Problem description. Find all lines in the listing that include the word "Drehung", then copy them.

Excerpted records.
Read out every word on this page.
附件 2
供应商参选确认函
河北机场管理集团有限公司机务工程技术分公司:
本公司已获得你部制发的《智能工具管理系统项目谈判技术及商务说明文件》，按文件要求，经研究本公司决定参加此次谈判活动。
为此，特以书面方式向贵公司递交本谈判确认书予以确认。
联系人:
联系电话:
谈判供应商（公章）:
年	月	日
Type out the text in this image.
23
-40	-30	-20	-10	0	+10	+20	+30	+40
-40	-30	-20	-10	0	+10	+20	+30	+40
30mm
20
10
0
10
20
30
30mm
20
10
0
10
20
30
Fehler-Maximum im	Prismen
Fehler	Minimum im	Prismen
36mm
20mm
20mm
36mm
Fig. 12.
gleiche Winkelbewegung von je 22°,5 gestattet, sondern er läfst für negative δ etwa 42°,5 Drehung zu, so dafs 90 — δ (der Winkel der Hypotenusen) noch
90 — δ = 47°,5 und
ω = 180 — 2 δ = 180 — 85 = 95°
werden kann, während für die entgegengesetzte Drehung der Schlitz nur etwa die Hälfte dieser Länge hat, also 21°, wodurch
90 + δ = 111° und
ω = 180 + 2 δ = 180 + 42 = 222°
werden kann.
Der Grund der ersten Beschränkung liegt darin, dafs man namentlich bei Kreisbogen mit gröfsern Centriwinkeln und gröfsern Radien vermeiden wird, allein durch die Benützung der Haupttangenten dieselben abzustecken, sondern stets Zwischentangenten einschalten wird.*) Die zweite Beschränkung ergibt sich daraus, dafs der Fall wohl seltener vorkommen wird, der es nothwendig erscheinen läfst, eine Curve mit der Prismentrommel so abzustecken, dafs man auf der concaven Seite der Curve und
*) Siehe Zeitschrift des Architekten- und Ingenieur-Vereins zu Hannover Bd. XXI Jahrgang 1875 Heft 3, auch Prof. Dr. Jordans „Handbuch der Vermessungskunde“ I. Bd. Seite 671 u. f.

* * *

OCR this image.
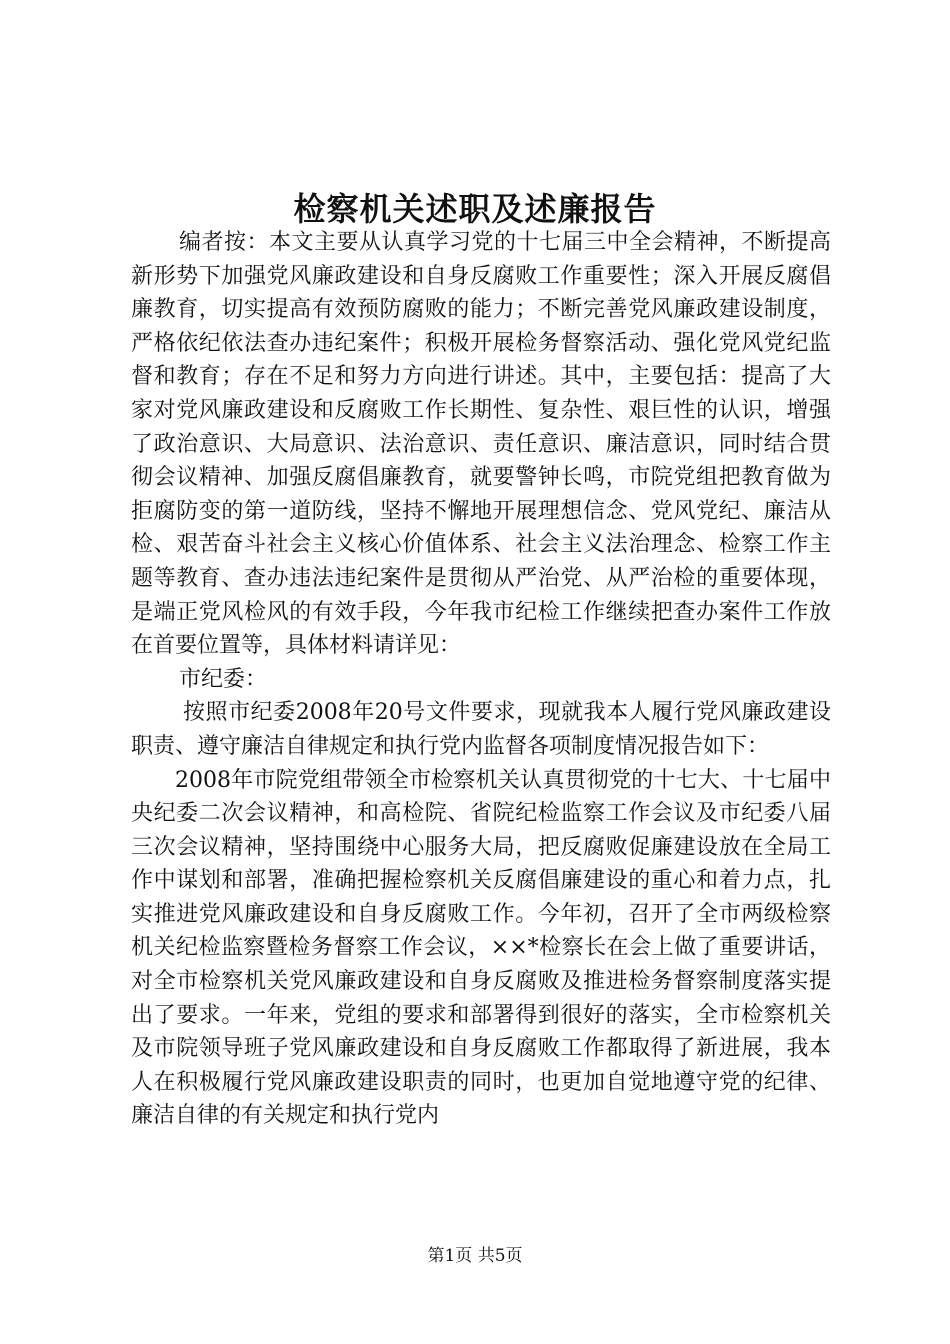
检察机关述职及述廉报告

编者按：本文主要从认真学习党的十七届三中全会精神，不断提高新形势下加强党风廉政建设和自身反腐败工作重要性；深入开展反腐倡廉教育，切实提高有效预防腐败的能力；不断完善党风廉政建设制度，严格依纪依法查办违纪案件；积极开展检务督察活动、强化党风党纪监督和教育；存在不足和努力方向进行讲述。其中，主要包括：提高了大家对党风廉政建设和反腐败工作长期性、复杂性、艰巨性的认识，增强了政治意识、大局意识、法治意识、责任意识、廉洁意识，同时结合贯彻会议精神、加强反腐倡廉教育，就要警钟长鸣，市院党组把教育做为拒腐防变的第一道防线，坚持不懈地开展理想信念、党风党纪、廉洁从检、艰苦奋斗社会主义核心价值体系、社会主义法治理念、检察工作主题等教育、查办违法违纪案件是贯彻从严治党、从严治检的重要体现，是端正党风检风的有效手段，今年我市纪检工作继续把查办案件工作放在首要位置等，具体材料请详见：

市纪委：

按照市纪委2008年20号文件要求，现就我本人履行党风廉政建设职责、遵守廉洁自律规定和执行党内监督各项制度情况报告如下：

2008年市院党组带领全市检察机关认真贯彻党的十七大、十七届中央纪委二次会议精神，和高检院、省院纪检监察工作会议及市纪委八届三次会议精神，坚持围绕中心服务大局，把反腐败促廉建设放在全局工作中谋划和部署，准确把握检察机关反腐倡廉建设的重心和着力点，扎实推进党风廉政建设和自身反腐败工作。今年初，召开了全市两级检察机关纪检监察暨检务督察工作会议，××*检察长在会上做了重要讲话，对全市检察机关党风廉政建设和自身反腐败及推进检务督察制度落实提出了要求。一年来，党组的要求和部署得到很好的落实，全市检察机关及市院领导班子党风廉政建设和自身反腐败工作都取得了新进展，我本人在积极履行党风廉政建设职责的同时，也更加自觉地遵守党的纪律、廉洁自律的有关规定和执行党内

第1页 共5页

Output below.
gleiche Winkelbewegung von je 22°,5 gestattet, sondern er läfst für negative δ etwa 42°,5 Drehung zu, so dafs 90 — δ (der Winkel der Hypotenusen) noch
werden kann, während für die entgegengesetzte Drehung der Schlitz nur etwa die Hälfte dieser Länge hat, also 21°, wodurch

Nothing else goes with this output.